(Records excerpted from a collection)
********

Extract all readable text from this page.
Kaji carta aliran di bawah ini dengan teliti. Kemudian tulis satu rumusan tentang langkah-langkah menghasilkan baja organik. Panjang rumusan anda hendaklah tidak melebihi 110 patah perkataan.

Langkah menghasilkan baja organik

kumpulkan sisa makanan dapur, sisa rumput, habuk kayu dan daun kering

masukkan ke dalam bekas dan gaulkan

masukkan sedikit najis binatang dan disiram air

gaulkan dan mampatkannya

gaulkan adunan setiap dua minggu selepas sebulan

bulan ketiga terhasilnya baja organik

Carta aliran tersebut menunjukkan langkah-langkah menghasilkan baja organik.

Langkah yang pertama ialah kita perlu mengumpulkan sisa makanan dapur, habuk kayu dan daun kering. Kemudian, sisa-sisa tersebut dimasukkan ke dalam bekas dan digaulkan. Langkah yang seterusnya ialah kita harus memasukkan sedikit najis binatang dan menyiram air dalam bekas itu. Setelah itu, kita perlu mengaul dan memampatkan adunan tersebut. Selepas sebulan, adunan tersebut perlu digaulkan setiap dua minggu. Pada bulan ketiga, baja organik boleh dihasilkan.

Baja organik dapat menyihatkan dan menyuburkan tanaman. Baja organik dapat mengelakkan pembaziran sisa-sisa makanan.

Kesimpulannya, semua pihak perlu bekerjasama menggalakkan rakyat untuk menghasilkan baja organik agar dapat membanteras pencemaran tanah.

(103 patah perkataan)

********

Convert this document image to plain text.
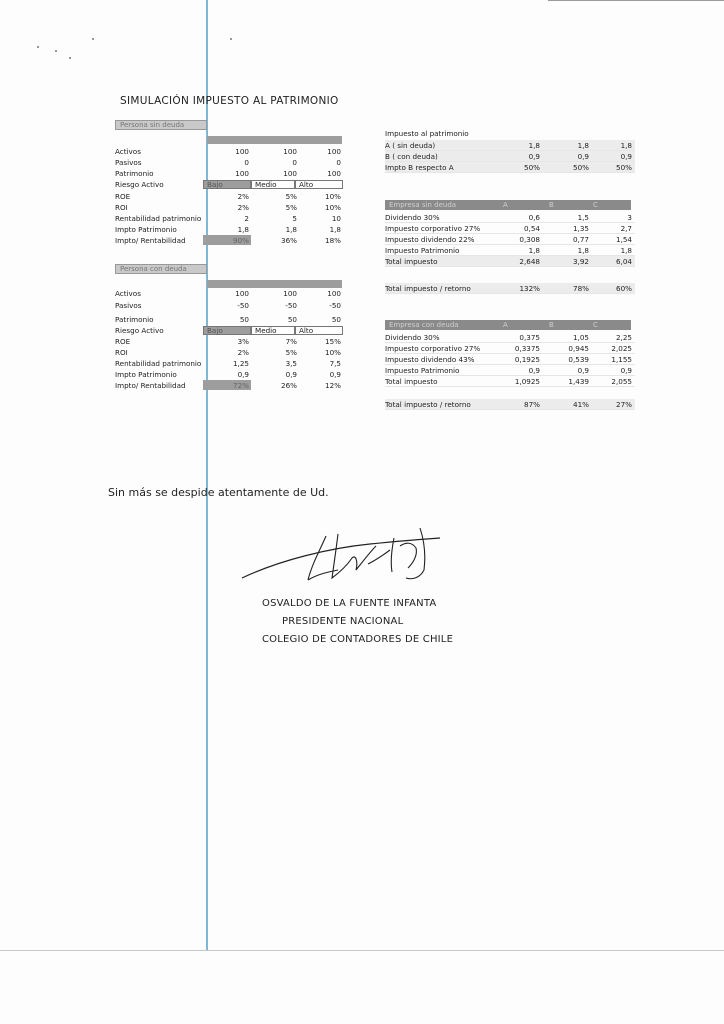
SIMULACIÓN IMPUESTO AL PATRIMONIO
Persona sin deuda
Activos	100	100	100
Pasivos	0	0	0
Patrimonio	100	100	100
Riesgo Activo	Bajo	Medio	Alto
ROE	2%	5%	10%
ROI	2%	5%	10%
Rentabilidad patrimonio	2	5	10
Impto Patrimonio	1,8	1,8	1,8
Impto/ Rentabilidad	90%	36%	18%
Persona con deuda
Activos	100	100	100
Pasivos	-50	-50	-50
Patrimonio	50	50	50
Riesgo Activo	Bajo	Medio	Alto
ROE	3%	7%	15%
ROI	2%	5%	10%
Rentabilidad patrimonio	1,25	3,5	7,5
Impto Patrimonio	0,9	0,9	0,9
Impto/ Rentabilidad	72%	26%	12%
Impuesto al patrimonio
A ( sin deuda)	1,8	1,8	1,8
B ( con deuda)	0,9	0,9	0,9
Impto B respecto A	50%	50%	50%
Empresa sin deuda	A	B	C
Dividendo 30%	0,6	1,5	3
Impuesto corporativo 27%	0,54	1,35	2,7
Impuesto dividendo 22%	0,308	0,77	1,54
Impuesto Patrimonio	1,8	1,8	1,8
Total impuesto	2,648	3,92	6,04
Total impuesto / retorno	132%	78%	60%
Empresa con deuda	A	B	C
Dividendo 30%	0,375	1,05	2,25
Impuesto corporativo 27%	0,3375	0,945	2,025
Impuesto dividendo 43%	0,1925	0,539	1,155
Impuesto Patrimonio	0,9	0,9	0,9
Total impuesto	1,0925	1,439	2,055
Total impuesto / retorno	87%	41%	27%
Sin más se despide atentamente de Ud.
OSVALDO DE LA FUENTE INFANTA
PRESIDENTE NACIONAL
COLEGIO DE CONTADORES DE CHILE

********

▶ _Your instructions_
From the entries above, copy every line containing the word "Total".

▶ _Written response_
Total impuesto	2,648	3,92	6,04
Total impuesto / retorno	132%	78%	60%
Total impuesto	1,0925	1,439	2,055
Total impuesto / retorno	87%	41%	27%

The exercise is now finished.